*Your goal*. Copy out each line in the material below that has the word "Libraries".

*Records to use*.

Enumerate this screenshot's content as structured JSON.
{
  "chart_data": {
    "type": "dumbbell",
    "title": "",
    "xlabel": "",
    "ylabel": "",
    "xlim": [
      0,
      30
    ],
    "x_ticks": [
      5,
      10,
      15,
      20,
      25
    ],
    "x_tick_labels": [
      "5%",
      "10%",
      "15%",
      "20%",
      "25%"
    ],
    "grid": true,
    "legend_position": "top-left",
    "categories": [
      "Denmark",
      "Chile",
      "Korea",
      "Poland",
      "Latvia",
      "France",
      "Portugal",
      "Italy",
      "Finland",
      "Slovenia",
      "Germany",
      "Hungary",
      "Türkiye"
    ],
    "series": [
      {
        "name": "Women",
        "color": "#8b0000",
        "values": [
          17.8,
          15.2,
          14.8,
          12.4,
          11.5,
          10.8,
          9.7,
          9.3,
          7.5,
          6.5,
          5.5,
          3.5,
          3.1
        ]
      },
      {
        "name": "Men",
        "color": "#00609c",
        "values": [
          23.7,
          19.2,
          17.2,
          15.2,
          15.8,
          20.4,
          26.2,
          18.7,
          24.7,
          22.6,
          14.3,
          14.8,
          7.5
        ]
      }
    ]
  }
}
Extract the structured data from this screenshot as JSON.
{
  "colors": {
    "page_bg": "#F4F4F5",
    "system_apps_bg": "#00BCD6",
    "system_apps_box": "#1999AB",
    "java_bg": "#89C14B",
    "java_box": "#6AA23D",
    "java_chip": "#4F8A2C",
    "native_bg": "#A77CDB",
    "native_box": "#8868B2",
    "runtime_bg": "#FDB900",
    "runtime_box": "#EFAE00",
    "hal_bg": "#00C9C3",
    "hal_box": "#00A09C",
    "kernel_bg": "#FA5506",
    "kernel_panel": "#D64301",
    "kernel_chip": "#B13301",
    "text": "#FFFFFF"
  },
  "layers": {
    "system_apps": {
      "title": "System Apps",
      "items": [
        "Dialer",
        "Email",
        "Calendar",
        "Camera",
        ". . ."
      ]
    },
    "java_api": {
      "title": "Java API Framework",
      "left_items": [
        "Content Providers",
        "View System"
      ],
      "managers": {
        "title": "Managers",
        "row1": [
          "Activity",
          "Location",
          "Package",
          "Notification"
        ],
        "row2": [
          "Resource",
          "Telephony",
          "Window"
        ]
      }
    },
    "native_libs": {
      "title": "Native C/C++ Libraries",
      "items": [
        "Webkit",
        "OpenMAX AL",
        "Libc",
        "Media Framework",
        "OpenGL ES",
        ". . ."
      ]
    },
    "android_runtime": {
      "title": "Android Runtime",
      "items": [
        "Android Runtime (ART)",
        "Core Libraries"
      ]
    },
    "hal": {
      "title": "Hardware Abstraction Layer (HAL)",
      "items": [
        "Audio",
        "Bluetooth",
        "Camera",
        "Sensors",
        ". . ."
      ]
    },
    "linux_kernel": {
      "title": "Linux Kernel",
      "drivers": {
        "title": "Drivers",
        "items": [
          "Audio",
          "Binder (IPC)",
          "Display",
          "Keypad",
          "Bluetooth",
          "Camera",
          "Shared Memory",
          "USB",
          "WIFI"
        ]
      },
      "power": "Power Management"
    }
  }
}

*Written response*.
      "title": "Native C/C++ Libraries",
        "Core Libraries"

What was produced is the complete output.